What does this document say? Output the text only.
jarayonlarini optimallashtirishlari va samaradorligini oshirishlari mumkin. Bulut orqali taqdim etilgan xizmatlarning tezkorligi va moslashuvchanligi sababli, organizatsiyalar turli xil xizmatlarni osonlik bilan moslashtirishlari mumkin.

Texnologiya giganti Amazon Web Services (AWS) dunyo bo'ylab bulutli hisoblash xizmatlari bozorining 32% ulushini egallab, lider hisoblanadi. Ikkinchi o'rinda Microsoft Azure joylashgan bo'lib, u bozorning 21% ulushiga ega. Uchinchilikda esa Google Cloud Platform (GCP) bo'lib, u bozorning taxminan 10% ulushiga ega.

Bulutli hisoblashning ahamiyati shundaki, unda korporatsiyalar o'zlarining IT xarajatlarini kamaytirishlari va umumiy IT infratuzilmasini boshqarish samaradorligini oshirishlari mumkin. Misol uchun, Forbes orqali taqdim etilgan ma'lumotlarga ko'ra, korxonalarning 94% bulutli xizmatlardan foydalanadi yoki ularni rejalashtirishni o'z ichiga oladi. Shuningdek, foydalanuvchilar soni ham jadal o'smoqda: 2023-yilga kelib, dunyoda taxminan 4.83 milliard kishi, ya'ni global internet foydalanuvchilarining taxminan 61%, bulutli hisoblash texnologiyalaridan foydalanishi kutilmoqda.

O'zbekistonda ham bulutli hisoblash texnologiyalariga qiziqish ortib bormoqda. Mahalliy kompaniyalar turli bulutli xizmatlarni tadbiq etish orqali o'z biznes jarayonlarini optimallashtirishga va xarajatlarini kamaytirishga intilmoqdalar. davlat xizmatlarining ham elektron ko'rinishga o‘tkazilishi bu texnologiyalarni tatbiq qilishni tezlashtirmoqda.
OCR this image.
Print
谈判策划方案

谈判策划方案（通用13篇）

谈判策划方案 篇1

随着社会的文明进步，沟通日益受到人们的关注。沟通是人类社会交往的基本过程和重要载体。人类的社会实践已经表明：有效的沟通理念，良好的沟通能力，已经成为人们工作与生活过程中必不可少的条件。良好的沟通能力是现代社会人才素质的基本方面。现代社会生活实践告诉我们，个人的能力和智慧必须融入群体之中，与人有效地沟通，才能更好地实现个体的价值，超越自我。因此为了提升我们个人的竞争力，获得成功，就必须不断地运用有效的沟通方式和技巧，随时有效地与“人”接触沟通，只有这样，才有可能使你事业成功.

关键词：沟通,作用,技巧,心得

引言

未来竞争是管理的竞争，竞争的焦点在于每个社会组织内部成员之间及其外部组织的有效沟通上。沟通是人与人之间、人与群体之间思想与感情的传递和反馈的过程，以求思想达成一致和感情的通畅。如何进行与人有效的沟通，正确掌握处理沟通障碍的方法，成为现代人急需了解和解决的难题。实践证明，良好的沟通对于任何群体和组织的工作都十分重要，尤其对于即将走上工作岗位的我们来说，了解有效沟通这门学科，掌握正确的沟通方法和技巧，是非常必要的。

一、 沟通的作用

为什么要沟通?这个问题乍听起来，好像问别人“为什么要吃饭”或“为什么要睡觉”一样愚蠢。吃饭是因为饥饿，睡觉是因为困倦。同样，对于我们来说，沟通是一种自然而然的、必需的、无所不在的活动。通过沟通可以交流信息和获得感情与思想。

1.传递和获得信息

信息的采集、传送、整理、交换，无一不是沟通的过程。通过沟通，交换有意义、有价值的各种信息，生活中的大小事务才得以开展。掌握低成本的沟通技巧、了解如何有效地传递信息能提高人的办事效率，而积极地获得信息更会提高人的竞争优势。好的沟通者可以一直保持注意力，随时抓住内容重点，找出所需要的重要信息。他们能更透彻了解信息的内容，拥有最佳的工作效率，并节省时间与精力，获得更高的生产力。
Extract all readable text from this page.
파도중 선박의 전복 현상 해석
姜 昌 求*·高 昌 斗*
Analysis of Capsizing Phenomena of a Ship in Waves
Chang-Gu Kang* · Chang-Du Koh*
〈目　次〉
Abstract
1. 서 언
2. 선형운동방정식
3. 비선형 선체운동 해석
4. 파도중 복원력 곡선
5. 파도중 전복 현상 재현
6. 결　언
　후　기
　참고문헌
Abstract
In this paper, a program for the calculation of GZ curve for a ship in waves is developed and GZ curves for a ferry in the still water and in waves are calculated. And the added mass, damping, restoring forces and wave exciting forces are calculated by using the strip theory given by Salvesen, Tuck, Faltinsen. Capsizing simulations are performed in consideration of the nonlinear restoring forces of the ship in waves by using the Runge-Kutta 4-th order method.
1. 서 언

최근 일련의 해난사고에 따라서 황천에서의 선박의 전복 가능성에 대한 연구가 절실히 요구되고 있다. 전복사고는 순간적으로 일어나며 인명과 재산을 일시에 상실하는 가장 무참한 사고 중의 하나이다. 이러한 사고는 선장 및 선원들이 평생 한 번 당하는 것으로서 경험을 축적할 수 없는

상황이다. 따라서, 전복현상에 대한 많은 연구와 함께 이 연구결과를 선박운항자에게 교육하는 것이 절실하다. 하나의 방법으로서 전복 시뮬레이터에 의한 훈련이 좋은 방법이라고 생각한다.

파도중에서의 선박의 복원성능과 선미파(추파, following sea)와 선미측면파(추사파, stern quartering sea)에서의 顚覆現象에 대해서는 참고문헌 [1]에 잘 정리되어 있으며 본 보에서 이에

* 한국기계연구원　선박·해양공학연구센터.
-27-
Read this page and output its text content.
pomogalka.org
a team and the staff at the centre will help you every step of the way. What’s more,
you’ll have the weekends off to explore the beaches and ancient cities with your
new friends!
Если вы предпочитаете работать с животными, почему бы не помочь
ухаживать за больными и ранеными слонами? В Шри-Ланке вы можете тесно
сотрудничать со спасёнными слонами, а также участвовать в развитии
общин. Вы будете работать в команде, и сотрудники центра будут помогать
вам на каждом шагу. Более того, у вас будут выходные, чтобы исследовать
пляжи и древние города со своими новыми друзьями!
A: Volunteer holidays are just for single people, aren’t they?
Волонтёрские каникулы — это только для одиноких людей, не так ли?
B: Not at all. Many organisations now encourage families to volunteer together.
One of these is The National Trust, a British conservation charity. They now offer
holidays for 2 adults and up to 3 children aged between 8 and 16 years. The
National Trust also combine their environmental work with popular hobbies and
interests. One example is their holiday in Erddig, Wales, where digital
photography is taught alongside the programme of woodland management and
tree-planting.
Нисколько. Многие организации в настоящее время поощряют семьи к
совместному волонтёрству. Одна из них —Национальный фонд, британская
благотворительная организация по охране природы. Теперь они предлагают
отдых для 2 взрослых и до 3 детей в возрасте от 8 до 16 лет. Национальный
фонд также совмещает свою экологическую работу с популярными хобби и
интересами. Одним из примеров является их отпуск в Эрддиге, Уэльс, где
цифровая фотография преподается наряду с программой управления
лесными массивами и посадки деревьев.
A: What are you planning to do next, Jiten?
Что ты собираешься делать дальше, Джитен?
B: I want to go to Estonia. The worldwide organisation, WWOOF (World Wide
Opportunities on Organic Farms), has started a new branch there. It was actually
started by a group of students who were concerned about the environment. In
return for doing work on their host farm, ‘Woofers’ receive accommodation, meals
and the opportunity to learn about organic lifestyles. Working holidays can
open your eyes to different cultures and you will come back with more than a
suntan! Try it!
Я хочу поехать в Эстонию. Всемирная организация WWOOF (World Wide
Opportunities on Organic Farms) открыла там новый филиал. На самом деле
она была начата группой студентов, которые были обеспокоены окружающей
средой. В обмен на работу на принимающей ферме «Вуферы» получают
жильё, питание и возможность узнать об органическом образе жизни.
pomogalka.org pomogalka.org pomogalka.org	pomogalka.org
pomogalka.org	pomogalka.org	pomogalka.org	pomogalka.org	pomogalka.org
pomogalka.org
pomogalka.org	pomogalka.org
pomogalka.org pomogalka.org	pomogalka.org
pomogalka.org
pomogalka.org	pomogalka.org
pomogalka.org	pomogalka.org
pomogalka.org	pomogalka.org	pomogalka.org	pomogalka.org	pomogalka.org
-------
Select the lines that carry the string "National" and copy them.

One of these is The National Trust, a British conservation charity. They now offer
National Trust also combine their environmental work with popular hobbies and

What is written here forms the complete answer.